Required work: Show every line containing "name" by copying it.

Input material:
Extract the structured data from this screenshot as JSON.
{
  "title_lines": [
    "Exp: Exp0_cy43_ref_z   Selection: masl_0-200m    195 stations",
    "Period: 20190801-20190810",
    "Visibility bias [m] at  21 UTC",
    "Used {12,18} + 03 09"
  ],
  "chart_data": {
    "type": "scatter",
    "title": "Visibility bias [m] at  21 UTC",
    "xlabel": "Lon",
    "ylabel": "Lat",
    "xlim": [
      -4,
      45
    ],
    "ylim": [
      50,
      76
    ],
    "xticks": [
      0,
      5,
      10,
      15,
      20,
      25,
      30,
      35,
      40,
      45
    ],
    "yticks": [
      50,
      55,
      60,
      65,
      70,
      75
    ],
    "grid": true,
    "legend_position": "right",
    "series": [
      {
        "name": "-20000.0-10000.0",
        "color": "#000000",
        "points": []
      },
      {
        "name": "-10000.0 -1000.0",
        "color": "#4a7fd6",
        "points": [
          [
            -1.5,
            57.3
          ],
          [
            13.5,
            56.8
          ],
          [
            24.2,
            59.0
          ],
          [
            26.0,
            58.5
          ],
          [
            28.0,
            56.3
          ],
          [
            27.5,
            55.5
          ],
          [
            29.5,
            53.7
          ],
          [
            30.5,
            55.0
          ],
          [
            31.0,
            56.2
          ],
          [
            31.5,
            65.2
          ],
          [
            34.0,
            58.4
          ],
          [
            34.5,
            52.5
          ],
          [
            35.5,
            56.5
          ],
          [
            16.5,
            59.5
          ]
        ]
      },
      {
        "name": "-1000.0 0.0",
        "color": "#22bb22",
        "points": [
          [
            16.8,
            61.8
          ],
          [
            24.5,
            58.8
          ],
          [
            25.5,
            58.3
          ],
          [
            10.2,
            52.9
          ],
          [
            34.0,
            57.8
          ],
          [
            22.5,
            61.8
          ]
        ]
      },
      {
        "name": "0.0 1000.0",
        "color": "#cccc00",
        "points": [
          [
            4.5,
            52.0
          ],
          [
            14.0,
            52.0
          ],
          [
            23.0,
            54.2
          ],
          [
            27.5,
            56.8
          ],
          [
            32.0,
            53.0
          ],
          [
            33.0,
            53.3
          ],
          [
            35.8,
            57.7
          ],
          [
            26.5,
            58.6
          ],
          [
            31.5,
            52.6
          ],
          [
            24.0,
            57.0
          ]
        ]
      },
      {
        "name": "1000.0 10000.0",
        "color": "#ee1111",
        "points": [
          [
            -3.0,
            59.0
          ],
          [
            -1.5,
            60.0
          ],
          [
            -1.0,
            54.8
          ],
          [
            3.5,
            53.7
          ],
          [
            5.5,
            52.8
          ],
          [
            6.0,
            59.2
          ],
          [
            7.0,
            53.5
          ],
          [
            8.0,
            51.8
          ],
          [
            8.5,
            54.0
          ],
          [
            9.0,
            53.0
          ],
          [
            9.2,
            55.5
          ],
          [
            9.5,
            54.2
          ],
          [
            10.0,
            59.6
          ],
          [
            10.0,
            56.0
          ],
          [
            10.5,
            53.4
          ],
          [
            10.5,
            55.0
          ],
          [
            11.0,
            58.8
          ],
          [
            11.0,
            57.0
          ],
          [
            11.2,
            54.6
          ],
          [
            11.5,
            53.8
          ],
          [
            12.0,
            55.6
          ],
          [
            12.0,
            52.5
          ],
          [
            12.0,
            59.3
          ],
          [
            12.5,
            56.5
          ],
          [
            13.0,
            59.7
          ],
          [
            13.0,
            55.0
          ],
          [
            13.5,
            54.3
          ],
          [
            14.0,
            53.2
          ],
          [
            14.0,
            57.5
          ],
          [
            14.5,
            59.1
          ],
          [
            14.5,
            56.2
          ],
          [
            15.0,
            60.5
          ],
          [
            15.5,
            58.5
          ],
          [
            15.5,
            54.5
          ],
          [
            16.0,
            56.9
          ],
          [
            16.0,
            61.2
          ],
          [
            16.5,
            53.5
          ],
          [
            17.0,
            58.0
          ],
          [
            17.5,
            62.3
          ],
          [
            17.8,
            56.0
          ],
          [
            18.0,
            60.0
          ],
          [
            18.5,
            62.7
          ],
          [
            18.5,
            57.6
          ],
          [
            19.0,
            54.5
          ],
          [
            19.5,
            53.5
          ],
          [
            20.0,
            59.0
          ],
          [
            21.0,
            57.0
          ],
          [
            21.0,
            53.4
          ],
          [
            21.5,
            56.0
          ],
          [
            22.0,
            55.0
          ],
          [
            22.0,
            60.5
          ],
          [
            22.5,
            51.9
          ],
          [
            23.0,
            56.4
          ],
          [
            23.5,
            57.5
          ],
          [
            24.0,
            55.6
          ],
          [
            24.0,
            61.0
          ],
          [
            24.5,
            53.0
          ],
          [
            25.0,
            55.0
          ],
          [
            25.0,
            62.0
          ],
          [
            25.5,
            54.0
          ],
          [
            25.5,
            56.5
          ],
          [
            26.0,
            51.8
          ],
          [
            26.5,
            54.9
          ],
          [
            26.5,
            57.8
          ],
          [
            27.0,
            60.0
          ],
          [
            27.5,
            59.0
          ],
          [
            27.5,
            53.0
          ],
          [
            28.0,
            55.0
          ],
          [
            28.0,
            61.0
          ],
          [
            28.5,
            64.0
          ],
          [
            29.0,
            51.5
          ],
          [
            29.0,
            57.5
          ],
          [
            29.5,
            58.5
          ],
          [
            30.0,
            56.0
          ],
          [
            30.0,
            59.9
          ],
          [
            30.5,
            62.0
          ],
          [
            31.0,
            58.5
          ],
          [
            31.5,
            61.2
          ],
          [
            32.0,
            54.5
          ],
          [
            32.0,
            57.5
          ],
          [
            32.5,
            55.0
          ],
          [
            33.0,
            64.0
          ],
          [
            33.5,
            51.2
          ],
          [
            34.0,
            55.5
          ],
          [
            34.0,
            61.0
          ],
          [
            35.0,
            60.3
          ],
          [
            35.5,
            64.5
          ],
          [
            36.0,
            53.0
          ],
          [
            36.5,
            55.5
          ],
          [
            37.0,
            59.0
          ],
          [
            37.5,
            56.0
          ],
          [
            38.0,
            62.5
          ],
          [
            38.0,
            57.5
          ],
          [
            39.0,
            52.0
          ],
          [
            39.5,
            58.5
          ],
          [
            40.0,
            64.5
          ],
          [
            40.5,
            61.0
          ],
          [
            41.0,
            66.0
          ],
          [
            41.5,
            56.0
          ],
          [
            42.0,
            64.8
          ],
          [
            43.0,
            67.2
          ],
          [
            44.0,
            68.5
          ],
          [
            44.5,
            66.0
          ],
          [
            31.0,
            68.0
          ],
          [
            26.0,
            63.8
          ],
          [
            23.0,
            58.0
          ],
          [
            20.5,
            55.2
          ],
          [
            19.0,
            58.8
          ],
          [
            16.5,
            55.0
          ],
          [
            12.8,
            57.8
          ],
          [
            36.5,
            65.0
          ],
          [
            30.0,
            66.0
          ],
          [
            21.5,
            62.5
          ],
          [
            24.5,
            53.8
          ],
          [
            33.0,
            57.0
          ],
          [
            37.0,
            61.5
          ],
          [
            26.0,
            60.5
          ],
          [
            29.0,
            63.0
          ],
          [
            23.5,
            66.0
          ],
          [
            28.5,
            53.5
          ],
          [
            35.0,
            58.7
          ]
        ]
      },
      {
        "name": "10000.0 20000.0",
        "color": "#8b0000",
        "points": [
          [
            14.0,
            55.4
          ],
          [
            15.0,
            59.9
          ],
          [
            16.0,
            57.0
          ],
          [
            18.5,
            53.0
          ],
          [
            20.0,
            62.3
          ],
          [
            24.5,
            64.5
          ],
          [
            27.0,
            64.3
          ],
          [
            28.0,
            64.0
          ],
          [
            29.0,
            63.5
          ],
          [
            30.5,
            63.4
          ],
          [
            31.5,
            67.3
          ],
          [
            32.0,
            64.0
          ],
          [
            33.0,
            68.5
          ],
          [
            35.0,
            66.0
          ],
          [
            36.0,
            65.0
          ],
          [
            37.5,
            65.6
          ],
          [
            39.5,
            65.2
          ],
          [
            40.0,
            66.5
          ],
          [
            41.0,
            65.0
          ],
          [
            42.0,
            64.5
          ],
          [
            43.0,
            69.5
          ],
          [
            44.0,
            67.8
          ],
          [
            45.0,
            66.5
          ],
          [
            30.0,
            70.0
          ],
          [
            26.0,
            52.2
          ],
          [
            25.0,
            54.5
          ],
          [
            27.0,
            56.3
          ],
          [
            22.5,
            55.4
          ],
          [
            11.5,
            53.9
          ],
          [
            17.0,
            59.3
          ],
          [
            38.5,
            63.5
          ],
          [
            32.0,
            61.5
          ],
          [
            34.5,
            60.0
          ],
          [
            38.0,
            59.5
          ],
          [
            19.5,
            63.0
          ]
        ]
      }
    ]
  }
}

Task answer:
        "name": "-20000.0-10000.0",
        "name": "-10000.0 -1000.0",
        "name": "-1000.0 0.0",
        "name": "0.0 1000.0",
        "name": "1000.0 10000.0",
        "name": "10000.0 20000.0",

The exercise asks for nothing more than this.